■ **TASK PROMPT**:
Pull out every line below that contains the word "blink".

■ **DATASET**:
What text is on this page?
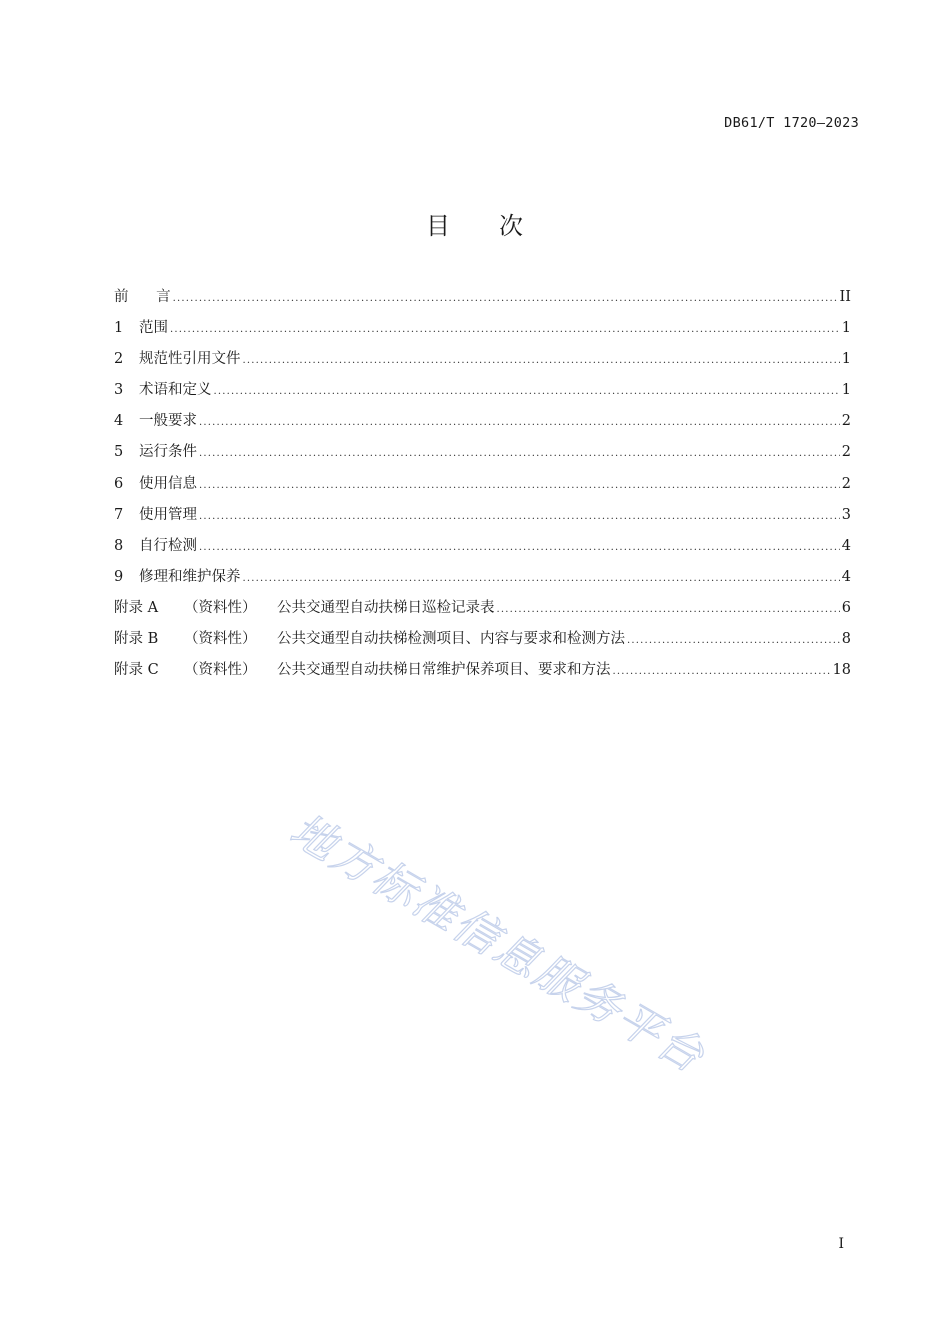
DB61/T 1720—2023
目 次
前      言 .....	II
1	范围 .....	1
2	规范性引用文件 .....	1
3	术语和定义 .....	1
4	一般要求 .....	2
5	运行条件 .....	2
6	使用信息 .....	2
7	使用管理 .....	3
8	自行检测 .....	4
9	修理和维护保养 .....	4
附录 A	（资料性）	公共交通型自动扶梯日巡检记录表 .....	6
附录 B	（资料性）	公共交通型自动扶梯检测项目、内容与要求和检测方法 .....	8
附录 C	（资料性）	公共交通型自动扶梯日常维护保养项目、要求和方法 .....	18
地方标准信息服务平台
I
==
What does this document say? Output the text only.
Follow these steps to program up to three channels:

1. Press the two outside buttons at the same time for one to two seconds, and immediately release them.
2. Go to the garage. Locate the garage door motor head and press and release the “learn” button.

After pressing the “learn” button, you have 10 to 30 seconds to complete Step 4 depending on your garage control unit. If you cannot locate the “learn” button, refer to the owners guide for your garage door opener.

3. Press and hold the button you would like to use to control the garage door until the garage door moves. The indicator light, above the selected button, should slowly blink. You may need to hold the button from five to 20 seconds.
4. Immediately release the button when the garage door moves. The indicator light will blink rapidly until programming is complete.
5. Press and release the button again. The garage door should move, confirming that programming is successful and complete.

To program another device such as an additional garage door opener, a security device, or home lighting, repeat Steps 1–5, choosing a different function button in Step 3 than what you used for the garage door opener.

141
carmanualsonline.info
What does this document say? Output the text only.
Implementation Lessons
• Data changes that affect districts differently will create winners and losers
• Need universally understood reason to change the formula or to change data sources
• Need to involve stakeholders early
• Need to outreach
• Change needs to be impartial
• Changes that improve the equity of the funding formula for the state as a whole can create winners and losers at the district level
--
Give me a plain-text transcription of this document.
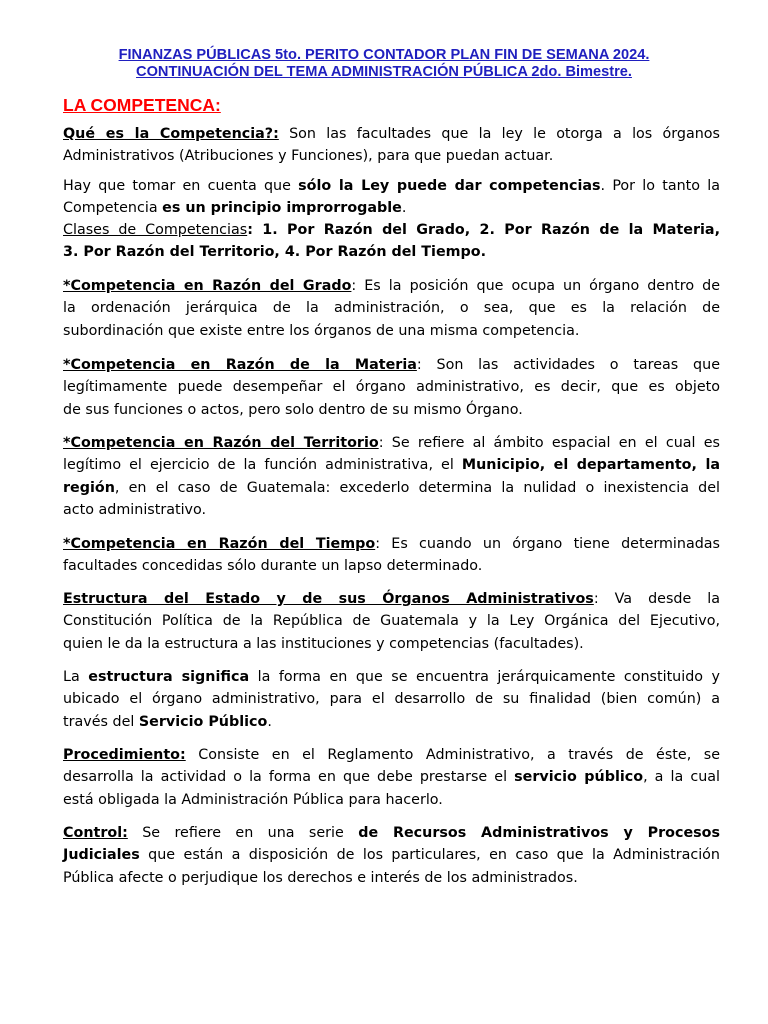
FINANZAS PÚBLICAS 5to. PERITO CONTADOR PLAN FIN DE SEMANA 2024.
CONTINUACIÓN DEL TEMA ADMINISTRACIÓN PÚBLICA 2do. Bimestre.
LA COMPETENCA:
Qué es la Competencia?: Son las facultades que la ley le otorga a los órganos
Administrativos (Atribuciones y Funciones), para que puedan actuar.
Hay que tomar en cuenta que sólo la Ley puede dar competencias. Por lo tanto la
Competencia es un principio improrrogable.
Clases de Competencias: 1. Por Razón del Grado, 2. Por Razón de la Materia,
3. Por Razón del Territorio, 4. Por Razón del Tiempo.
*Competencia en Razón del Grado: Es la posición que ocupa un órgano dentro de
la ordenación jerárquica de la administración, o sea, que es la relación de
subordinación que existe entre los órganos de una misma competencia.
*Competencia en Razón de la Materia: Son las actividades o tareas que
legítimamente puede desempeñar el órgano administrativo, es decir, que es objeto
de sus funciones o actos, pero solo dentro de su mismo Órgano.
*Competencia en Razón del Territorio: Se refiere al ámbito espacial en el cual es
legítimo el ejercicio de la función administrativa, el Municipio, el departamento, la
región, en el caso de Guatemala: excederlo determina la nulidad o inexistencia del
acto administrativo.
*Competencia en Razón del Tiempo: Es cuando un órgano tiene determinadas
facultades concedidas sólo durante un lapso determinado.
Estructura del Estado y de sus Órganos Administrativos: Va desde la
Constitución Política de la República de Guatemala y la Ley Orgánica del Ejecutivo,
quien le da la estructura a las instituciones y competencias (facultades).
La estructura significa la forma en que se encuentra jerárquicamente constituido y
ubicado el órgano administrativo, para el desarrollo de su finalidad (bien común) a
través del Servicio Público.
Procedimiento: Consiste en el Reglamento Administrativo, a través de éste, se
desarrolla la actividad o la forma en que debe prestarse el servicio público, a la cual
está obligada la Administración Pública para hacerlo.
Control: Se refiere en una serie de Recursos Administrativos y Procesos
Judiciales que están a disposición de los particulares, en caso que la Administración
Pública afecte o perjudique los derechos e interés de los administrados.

■ **WORKED SOLUTION**:
3. Press and hold the button you would like to use to control the garage door until the garage door moves. The indicator light, above the selected button, should slowly blink. You may need to hold the button from five to 20 seconds.
4. Immediately release the button when the garage door moves. The indicator light will blink rapidly until programming is complete.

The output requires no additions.